Exercise brief →
Repeat the records verbatim and leave the pictures out of your copy.

Supplied entries →
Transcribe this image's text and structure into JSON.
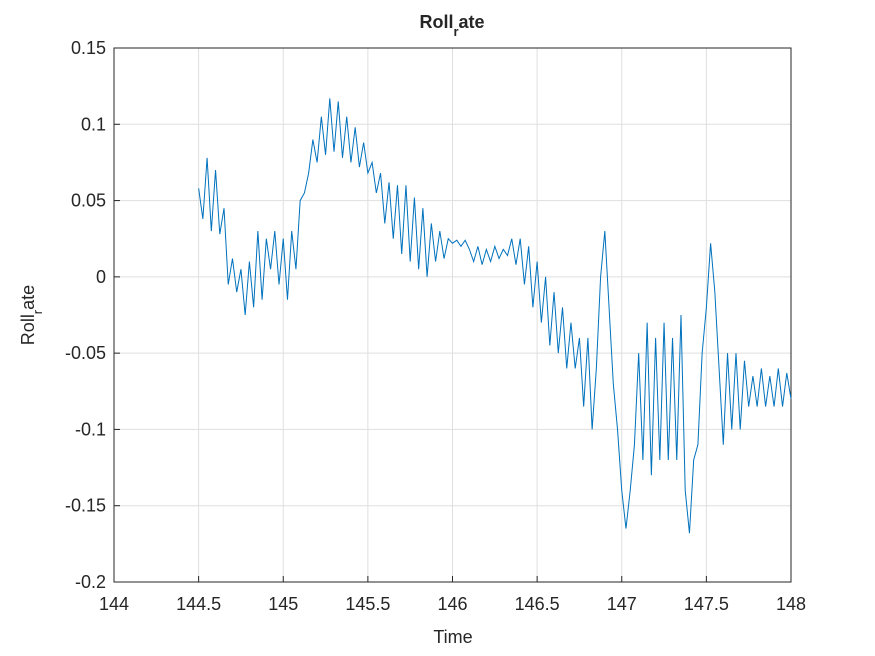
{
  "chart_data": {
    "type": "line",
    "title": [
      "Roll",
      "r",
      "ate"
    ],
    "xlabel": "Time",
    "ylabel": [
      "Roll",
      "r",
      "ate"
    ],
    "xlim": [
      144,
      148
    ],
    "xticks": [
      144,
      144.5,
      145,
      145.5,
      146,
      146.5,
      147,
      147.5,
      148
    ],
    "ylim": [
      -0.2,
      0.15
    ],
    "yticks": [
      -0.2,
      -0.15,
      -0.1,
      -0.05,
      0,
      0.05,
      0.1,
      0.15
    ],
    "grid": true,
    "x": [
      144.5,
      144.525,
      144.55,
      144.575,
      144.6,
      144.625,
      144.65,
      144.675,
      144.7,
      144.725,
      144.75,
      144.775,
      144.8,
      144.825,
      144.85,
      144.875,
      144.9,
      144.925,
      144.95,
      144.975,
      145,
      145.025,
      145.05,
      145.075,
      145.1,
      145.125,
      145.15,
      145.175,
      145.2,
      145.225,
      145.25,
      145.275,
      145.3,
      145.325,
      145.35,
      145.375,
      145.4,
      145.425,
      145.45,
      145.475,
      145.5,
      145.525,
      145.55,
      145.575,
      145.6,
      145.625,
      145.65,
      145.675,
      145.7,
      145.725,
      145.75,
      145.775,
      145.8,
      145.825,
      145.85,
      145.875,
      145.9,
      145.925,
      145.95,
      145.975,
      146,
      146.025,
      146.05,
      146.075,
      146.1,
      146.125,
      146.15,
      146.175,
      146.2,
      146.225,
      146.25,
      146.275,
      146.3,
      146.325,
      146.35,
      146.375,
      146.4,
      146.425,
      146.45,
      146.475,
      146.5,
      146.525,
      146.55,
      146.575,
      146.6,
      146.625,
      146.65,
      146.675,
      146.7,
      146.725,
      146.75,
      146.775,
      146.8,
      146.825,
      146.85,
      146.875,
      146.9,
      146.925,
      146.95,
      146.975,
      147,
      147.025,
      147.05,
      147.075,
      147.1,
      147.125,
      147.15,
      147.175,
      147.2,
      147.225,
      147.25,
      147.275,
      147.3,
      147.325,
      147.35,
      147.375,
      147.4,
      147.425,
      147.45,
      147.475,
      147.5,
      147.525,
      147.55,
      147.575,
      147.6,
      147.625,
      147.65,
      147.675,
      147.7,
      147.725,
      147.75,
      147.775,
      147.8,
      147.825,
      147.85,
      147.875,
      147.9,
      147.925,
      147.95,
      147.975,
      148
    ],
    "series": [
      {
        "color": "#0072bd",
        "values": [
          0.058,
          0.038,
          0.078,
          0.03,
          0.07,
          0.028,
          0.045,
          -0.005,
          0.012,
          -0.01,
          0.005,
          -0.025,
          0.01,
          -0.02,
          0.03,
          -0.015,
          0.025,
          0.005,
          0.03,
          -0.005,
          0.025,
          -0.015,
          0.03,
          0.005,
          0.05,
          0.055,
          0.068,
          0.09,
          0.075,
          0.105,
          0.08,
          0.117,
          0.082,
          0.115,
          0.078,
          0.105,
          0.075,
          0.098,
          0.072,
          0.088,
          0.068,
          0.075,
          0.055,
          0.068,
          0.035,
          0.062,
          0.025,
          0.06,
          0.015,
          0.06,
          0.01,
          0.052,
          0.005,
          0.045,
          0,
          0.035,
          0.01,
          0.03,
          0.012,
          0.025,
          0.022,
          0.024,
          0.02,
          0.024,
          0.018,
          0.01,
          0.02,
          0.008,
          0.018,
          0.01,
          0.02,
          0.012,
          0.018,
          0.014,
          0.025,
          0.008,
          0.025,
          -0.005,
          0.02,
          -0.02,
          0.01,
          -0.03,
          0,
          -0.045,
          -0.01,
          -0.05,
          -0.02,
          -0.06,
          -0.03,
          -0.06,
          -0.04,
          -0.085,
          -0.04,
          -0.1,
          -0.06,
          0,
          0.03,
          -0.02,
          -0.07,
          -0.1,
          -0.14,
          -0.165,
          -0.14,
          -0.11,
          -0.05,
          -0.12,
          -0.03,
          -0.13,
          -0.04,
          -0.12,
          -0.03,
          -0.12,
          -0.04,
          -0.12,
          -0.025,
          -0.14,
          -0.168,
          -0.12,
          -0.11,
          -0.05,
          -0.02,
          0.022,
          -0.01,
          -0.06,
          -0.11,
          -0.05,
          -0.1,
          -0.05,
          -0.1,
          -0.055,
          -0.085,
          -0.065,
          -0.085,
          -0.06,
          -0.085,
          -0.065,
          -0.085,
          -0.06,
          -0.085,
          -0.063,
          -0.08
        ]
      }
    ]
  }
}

Final result →
Transcribe this image's text and structure into JSON.
{
  "chart_data": {
    "type": "line",
    "title": [
      "Roll",
      "r",
      "ate"
    ],
    "xlabel": "Time",
    "ylabel": [
      "Roll",
      "r",
      "ate"
    ],
    "xlim": [
      144,
      148
    ],
    "xticks": [
      144,
      144.5,
      145,
      145.5,
      146,
      146.5,
      147,
      147.5,
      148
    ],
    "ylim": [
      -0.2,
      0.15
    ],
    "yticks": [
      -0.2,
      -0.15,
      -0.1,
      -0.05,
      0,
      0.05,
      0.1,
      0.15
    ],
    "grid": true,
    "x": [
      144.5,
      144.525,
      144.55,
      144.575,
      144.6,
      144.625,
      144.65,
      144.675,
      144.7,
      144.725,
      144.75,
      144.775,
      144.8,
      144.825,
      144.85,
      144.875,
      144.9,
      144.925,
      144.95,
      144.975,
      145,
      145.025,
      145.05,
      145.075,
      145.1,
      145.125,
      145.15,
      145.175,
      145.2,
      145.225,
      145.25,
      145.275,
      145.3,
      145.325,
      145.35,
      145.375,
      145.4,
      145.425,
      145.45,
      145.475,
      145.5,
      145.525,
      145.55,
      145.575,
      145.6,
      145.625,
      145.65,
      145.675,
      145.7,
      145.725,
      145.75,
      145.775,
      145.8,
      145.825,
      145.85,
      145.875,
      145.9,
      145.925,
      145.95,
      145.975,
      146,
      146.025,
      146.05,
      146.075,
      146.1,
      146.125,
      146.15,
      146.175,
      146.2,
      146.225,
      146.25,
      146.275,
      146.3,
      146.325,
      146.35,
      146.375,
      146.4,
      146.425,
      146.45,
      146.475,
      146.5,
      146.525,
      146.55,
      146.575,
      146.6,
      146.625,
      146.65,
      146.675,
      146.7,
      146.725,
      146.75,
      146.775,
      146.8,
      146.825,
      146.85,
      146.875,
      146.9,
      146.925,
      146.95,
      146.975,
      147,
      147.025,
      147.05,
      147.075,
      147.1,
      147.125,
      147.15,
      147.175,
      147.2,
      147.225,
      147.25,
      147.275,
      147.3,
      147.325,
      147.35,
      147.375,
      147.4,
      147.425,
      147.45,
      147.475,
      147.5,
      147.525,
      147.55,
      147.575,
      147.6,
      147.625,
      147.65,
      147.675,
      147.7,
      147.725,
      147.75,
      147.775,
      147.8,
      147.825,
      147.85,
      147.875,
      147.9,
      147.925,
      147.95,
      147.975,
      148
    ],
    "series": [
      {
        "color": "#0072bd",
        "values": [
          0.058,
          0.038,
          0.078,
          0.03,
          0.07,
          0.028,
          0.045,
          -0.005,
          0.012,
          -0.01,
          0.005,
          -0.025,
          0.01,
          -0.02,
          0.03,
          -0.015,
          0.025,
          0.005,
          0.03,
          -0.005,
          0.025,
          -0.015,
          0.03,
          0.005,
          0.05,
          0.055,
          0.068,
          0.09,
          0.075,
          0.105,
          0.08,
          0.117,
          0.082,
          0.115,
          0.078,
          0.105,
          0.075,
          0.098,
          0.072,
          0.088,
          0.068,
          0.075,
          0.055,
          0.068,
          0.035,
          0.062,
          0.025,
          0.06,
          0.015,
          0.06,
          0.01,
          0.052,
          0.005,
          0.045,
          0,
          0.035,
          0.01,
          0.03,
          0.012,
          0.025,
          0.022,
          0.024,
          0.02,
          0.024,
          0.018,
          0.01,
          0.02,
          0.008,
          0.018,
          0.01,
          0.02,
          0.012,
          0.018,
          0.014,
          0.025,
          0.008,
          0.025,
          -0.005,
          0.02,
          -0.02,
          0.01,
          -0.03,
          0,
          -0.045,
          -0.01,
          -0.05,
          -0.02,
          -0.06,
          -0.03,
          -0.06,
          -0.04,
          -0.085,
          -0.04,
          -0.1,
          -0.06,
          0,
          0.03,
          -0.02,
          -0.07,
          -0.1,
          -0.14,
          -0.165,
          -0.14,
          -0.11,
          -0.05,
          -0.12,
          -0.03,
          -0.13,
          -0.04,
          -0.12,
          -0.03,
          -0.12,
          -0.04,
          -0.12,
          -0.025,
          -0.14,
          -0.168,
          -0.12,
          -0.11,
          -0.05,
          -0.02,
          0.022,
          -0.01,
          -0.06,
          -0.11,
          -0.05,
          -0.1,
          -0.05,
          -0.1,
          -0.055,
          -0.085,
          -0.065,
          -0.085,
          -0.06,
          -0.085,
          -0.065,
          -0.085,
          -0.06,
          -0.085,
          -0.063,
          -0.08
        ]
      }
    ]
  }
}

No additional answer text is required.